_Work item_. Search the records below for "purpose" and copy every line it turns up in.

_Material for this task_.
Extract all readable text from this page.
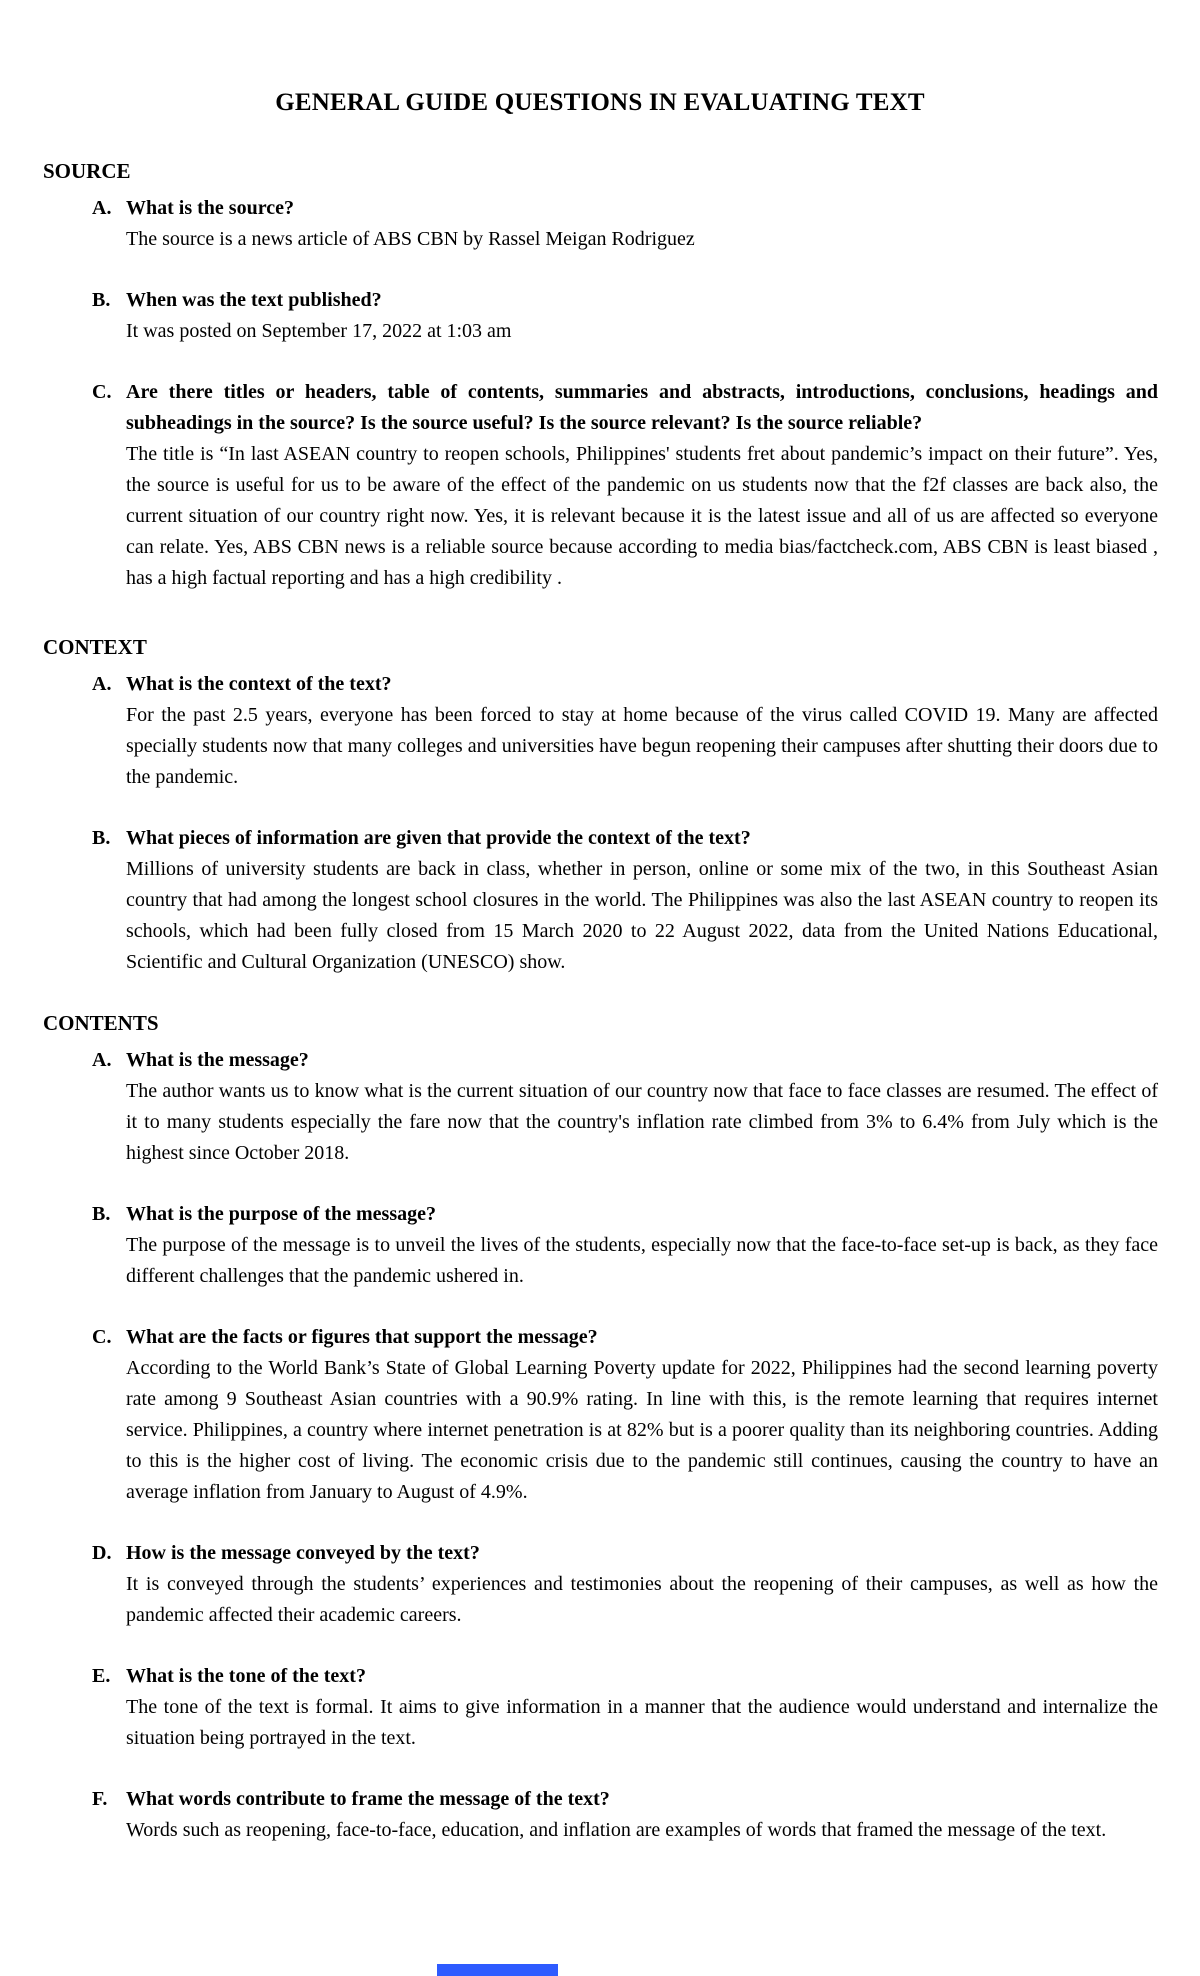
GENERAL GUIDE QUESTIONS IN EVALUATING TEXT
SOURCE
A. What is the source?
The source is a news article of ABS CBN by Rassel Meigan Rodriguez
B. When was the text published?
It was posted on September 17, 2022 at 1:03 am
C. Are there titles or headers, table of contents, summaries and abstracts, introductions, conclusions, headings and subheadings in the source? Is the source useful? Is the source relevant? Is the source reliable?
The title is “In last ASEAN country to reopen schools, Philippines' students fret about pandemic’s impact on their future”. Yes, the source is useful for us to be aware of the effect of the pandemic on us students now that the f2f classes are back also, the current situation of our country right now. Yes, it is relevant because it is the latest issue and all of us are affected so everyone can relate. Yes, ABS CBN news is a reliable source because according to media bias/factcheck.com, ABS CBN is least biased , has a high factual reporting and has a high credibility .
CONTEXT
A. What is the context of the text?
For the past 2.5 years, everyone has been forced to stay at home because of the virus called COVID 19. Many are affected specially students now that many colleges and universities have begun reopening their campuses after shutting their doors due to the pandemic.
B. What pieces of information are given that provide the context of the text?
Millions of university students are back in class, whether in person, online or some mix of the two, in this Southeast Asian country that had among the longest school closures in the world. The Philippines was also the last ASEAN country to reopen its schools, which had been fully closed from 15 March 2020 to 22 August 2022, data from the United Nations Educational, Scientific and Cultural Organization (UNESCO) show.
CONTENTS
A. What is the message?
The author wants us to know what is the current situation of our country now that face to face classes are resumed. The effect of it to many students especially the fare now that the country's inflation rate climbed from 3% to 6.4% from July which is the highest since October 2018.
B. What is the purpose of the message?
The purpose of the message is to unveil the lives of the students, especially now that the face-to-face set-up is back, as they face different challenges that the pandemic ushered in.
C. What are the facts or figures that support the message?
According to the World Bank’s State of Global Learning Poverty update for 2022, Philippines had the second learning poverty rate among 9 Southeast Asian countries with a 90.9% rating. In line with this, is the remote learning that requires internet service. Philippines, a country where internet penetration is at 82% but is a poorer quality than its neighboring countries. Adding to this is the higher cost of living. The economic crisis due to the pandemic still continues, causing the country to have an average inflation from January to August of 4.9%.
D. How is the message conveyed by the text?
It is conveyed through the students’ experiences and testimonies about the reopening of their campuses, as well as how the pandemic affected their academic careers.
E. What is the tone of the text?
The tone of the text is formal. It aims to give information in a manner that the audience would understand and internalize the situation being portrayed in the text.
F. What words contribute to frame the message of the text?
Words such as reopening, face-to-face, education, and inflation are examples of words that framed the message of the text.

_Written answer_.
B. What is the purpose of the message?
The purpose of the message is to unveil the lives of the students, especially now that the face-to-face set-up is back, as they face different challenges that the pandemic ushered in.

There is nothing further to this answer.